- _Dataset content_:
►

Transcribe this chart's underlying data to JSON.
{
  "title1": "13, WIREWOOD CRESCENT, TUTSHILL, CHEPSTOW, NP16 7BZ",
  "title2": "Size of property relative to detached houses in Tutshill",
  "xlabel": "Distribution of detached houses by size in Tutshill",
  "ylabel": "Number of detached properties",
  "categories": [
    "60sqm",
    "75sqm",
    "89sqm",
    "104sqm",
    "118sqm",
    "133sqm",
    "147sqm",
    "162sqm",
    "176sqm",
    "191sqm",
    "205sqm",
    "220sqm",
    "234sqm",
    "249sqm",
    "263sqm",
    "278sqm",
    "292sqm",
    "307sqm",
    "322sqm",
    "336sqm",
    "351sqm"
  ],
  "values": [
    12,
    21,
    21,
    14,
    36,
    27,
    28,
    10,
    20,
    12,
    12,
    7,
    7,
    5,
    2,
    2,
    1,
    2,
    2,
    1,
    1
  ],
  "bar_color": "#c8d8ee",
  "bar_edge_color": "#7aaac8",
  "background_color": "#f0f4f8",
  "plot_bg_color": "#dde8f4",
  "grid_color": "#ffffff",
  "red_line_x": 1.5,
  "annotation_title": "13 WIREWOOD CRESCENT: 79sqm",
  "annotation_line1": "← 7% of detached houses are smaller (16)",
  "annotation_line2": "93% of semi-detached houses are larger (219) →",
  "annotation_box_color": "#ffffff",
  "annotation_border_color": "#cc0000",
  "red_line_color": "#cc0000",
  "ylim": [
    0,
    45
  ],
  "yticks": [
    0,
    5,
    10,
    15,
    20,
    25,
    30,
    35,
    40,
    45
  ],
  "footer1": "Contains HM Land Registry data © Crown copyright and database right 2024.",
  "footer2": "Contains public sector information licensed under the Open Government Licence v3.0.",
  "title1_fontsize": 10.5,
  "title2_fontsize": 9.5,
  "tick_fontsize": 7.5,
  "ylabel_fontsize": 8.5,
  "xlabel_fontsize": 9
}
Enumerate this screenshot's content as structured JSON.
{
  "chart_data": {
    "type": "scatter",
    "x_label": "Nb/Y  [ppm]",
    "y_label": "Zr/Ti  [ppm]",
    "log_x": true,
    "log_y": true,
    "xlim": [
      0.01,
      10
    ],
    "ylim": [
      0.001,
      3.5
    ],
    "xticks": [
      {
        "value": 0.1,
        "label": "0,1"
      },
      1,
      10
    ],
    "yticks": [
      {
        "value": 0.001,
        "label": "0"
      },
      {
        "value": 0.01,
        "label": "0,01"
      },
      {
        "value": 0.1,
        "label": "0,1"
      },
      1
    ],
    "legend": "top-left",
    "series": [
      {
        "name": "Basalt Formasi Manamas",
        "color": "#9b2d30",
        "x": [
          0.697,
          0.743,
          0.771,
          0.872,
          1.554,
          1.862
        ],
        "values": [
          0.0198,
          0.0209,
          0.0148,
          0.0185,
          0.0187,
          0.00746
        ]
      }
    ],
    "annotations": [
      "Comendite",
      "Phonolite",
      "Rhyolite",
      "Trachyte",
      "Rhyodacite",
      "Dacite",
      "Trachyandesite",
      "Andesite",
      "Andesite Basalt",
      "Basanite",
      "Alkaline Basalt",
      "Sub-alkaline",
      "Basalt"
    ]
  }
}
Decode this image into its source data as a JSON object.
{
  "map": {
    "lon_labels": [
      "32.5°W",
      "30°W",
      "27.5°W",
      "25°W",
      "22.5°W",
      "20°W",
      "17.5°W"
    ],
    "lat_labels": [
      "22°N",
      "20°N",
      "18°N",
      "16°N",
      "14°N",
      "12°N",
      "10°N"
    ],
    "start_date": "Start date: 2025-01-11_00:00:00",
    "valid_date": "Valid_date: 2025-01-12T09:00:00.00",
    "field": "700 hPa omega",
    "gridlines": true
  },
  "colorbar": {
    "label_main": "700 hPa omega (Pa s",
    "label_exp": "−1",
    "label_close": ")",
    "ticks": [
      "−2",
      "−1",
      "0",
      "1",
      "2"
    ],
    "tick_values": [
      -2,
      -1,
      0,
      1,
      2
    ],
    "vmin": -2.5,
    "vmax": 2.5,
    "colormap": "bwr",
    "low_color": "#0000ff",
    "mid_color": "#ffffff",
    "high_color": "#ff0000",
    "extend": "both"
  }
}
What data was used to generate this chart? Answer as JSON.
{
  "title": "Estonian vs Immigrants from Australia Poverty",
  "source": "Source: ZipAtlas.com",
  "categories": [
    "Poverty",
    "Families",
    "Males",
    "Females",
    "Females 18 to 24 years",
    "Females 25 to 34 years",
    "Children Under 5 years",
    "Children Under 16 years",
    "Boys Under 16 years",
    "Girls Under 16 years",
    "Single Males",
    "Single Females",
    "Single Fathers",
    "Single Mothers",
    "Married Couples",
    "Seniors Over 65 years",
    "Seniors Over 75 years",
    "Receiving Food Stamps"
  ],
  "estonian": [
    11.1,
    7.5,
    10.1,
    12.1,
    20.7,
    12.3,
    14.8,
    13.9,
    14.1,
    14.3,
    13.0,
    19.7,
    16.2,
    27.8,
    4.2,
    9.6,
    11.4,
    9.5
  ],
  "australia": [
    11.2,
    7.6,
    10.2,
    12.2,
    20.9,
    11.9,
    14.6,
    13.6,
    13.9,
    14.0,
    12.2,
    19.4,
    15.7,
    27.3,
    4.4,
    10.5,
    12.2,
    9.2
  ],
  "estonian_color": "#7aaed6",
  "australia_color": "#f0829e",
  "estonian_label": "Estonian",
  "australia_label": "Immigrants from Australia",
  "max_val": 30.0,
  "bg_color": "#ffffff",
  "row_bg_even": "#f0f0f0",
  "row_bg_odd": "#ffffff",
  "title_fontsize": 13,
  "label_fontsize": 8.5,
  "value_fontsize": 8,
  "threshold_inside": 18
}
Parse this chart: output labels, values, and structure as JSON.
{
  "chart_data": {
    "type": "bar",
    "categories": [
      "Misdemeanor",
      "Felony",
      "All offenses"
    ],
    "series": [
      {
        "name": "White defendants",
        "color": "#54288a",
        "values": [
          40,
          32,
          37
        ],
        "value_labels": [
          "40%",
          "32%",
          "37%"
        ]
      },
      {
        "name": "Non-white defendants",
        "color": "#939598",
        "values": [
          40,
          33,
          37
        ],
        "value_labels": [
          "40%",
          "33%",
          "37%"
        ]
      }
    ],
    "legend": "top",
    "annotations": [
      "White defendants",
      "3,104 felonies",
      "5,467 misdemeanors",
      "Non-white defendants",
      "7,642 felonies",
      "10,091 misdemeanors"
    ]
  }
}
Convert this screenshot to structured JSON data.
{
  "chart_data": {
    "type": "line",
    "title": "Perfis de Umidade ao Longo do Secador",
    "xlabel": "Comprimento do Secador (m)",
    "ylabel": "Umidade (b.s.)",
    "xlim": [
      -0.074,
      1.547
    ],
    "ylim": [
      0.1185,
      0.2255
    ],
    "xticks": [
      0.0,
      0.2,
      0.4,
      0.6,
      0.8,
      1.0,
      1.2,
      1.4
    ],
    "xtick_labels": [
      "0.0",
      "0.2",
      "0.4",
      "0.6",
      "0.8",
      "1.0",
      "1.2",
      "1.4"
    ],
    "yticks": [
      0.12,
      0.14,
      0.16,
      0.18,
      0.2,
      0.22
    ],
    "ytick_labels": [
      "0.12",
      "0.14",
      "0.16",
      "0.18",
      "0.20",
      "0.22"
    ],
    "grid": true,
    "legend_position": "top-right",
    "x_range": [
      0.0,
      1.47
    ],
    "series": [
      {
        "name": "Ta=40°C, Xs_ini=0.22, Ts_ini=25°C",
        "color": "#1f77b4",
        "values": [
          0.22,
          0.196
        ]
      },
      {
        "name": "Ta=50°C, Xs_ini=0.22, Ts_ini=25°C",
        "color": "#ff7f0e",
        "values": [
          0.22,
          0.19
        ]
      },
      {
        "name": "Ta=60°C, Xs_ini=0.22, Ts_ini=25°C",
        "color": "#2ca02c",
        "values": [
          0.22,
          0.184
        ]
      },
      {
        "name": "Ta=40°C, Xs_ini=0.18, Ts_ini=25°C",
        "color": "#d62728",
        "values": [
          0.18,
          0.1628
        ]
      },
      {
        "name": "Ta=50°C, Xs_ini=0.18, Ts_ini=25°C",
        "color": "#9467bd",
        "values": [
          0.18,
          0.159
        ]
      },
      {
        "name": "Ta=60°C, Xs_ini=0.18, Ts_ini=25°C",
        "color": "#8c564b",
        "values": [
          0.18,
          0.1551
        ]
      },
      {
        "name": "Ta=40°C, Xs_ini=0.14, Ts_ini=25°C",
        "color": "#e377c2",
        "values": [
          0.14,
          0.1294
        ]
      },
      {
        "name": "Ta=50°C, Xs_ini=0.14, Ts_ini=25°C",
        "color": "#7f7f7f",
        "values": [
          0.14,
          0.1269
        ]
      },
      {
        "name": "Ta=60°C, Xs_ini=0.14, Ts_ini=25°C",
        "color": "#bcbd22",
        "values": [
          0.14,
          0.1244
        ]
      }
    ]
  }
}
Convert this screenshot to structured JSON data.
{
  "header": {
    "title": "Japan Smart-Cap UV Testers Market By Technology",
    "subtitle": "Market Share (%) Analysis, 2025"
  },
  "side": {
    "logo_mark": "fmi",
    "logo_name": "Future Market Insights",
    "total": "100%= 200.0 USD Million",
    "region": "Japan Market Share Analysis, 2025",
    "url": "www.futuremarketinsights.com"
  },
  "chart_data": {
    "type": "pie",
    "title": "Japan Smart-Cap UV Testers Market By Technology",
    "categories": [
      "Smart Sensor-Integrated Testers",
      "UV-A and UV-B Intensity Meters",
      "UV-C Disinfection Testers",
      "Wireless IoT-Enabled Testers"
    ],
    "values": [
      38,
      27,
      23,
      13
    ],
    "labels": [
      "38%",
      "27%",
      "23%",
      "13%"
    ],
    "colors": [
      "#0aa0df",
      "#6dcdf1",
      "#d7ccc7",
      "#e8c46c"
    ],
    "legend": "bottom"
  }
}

◄

- _The problem_:
Tally up the lines of the listing containing the word "from". Give only the total.

- _Answer to this exercise_:
2